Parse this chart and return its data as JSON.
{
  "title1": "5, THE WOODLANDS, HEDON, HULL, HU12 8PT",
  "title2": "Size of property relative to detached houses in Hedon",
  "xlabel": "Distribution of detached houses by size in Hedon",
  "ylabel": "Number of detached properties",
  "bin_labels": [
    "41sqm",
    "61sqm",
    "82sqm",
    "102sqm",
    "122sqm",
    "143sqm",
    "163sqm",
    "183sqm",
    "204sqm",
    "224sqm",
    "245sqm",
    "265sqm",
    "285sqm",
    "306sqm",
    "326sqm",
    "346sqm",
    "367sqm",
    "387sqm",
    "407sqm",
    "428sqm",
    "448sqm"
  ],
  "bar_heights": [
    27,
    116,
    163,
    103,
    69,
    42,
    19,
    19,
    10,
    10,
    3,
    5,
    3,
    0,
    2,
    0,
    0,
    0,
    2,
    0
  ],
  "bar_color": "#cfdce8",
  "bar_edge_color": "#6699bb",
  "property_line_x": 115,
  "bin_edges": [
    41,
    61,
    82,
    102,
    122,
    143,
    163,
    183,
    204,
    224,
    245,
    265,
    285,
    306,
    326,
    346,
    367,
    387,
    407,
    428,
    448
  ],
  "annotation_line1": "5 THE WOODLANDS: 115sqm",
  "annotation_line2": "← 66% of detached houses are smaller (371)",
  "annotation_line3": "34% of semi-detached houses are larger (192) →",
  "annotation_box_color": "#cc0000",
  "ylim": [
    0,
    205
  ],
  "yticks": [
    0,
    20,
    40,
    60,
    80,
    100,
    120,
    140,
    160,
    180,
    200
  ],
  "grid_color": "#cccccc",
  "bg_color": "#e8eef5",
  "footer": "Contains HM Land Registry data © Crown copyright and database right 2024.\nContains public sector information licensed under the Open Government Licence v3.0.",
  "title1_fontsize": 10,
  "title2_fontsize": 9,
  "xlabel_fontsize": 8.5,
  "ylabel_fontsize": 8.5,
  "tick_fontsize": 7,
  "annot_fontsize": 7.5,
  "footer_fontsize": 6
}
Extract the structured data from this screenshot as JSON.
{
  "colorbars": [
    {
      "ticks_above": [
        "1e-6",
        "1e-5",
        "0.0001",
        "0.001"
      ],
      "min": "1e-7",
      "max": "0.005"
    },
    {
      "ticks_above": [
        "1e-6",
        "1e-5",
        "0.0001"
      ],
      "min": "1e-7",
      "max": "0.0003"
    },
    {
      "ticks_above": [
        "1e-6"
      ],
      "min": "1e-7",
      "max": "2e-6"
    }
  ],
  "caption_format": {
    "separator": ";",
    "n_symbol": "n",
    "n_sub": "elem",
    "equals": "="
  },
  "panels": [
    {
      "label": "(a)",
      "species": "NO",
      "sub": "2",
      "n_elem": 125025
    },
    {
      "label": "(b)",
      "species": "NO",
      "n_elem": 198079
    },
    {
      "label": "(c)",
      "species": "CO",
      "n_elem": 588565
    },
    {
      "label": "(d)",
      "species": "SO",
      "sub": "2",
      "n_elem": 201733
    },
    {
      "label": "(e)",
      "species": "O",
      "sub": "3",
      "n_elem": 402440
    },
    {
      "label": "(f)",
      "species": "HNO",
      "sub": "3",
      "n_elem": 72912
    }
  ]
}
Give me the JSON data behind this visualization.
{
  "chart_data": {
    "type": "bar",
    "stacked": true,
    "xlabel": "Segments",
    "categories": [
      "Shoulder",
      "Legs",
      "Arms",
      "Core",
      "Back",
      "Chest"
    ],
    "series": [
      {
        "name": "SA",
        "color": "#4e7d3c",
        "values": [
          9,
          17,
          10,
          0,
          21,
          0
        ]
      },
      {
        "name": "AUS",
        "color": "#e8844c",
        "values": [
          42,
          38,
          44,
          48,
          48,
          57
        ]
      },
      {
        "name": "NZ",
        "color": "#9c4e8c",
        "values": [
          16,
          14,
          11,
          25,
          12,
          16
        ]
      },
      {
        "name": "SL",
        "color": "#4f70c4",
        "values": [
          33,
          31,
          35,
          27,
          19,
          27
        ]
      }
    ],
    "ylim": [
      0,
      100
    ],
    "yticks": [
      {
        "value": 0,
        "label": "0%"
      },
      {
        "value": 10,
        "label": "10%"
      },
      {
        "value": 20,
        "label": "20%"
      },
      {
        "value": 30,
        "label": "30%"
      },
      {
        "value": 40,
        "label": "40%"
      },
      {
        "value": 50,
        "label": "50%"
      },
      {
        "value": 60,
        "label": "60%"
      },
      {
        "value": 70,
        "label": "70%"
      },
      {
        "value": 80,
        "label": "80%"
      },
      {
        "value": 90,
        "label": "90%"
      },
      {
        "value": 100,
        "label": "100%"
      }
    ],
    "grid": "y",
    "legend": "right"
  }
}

:: To do ::
Every entry in the listing must be retyped exactly.

:: Correct answer ::
Parse this chart and return its data as JSON.
{
  "title1": "5, THE WOODLANDS, HEDON, HULL, HU12 8PT",
  "title2": "Size of property relative to detached houses in Hedon",
  "xlabel": "Distribution of detached houses by size in Hedon",
  "ylabel": "Number of detached properties",
  "bin_labels": [
    "41sqm",
    "61sqm",
    "82sqm",
    "102sqm",
    "122sqm",
    "143sqm",
    "163sqm",
    "183sqm",
    "204sqm",
    "224sqm",
    "245sqm",
    "265sqm",
    "285sqm",
    "306sqm",
    "326sqm",
    "346sqm",
    "367sqm",
    "387sqm",
    "407sqm",
    "428sqm",
    "448sqm"
  ],
  "bar_heights": [
    27,
    116,
    163,
    103,
    69,
    42,
    19,
    19,
    10,
    10,
    3,
    5,
    3,
    0,
    2,
    0,
    0,
    0,
    2,
    0
  ],
  "bar_color": "#cfdce8",
  "bar_edge_color": "#6699bb",
  "property_line_x": 115,
  "bin_edges": [
    41,
    61,
    82,
    102,
    122,
    143,
    163,
    183,
    204,
    224,
    245,
    265,
    285,
    306,
    326,
    346,
    367,
    387,
    407,
    428,
    448
  ],
  "annotation_line1": "5 THE WOODLANDS: 115sqm",
  "annotation_line2": "← 66% of detached houses are smaller (371)",
  "annotation_line3": "34% of semi-detached houses are larger (192) →",
  "annotation_box_color": "#cc0000",
  "ylim": [
    0,
    205
  ],
  "yticks": [
    0,
    20,
    40,
    60,
    80,
    100,
    120,
    140,
    160,
    180,
    200
  ],
  "grid_color": "#cccccc",
  "bg_color": "#e8eef5",
  "footer": "Contains HM Land Registry data © Crown copyright and database right 2024.\nContains public sector information licensed under the Open Government Licence v3.0.",
  "title1_fontsize": 10,
  "title2_fontsize": 9,
  "xlabel_fontsize": 8.5,
  "ylabel_fontsize": 8.5,
  "tick_fontsize": 7,
  "annot_fontsize": 7.5,
  "footer_fontsize": 6
}
Extract the structured data from this screenshot as JSON.
{
  "colorbars": [
    {
      "ticks_above": [
        "1e-6",
        "1e-5",
        "0.0001",
        "0.001"
      ],
      "min": "1e-7",
      "max": "0.005"
    },
    {
      "ticks_above": [
        "1e-6",
        "1e-5",
        "0.0001"
      ],
      "min": "1e-7",
      "max": "0.0003"
    },
    {
      "ticks_above": [
        "1e-6"
      ],
      "min": "1e-7",
      "max": "2e-6"
    }
  ],
  "caption_format": {
    "separator": ";",
    "n_symbol": "n",
    "n_sub": "elem",
    "equals": "="
  },
  "panels": [
    {
      "label": "(a)",
      "species": "NO",
      "sub": "2",
      "n_elem": 125025
    },
    {
      "label": "(b)",
      "species": "NO",
      "n_elem": 198079
    },
    {
      "label": "(c)",
      "species": "CO",
      "n_elem": 588565
    },
    {
      "label": "(d)",
      "species": "SO",
      "sub": "2",
      "n_elem": 201733
    },
    {
      "label": "(e)",
      "species": "O",
      "sub": "3",
      "n_elem": 402440
    },
    {
      "label": "(f)",
      "species": "HNO",
      "sub": "3",
      "n_elem": 72912
    }
  ]
}
Give me the JSON data behind this visualization.
{
  "chart_data": {
    "type": "bar",
    "stacked": true,
    "xlabel": "Segments",
    "categories": [
      "Shoulder",
      "Legs",
      "Arms",
      "Core",
      "Back",
      "Chest"
    ],
    "series": [
      {
        "name": "SA",
        "color": "#4e7d3c",
        "values": [
          9,
          17,
          10,
          0,
          21,
          0
        ]
      },
      {
        "name": "AUS",
        "color": "#e8844c",
        "values": [
          42,
          38,
          44,
          48,
          48,
          57
        ]
      },
      {
        "name": "NZ",
        "color": "#9c4e8c",
        "values": [
          16,
          14,
          11,
          25,
          12,
          16
        ]
      },
      {
        "name": "SL",
        "color": "#4f70c4",
        "values": [
          33,
          31,
          35,
          27,
          19,
          27
        ]
      }
    ],
    "ylim": [
      0,
      100
    ],
    "yticks": [
      {
        "value": 0,
        "label": "0%"
      },
      {
        "value": 10,
        "label": "10%"
      },
      {
        "value": 20,
        "label": "20%"
      },
      {
        "value": 30,
        "label": "30%"
      },
      {
        "value": 40,
        "label": "40%"
      },
      {
        "value": 50,
        "label": "50%"
      },
      {
        "value": 60,
        "label": "60%"
      },
      {
        "value": 70,
        "label": "70%"
      },
      {
        "value": 80,
        "label": "80%"
      },
      {
        "value": 90,
        "label": "90%"
      },
      {
        "value": 100,
        "label": "100%"
      }
    ],
    "grid": "y",
    "legend": "right"
  }
}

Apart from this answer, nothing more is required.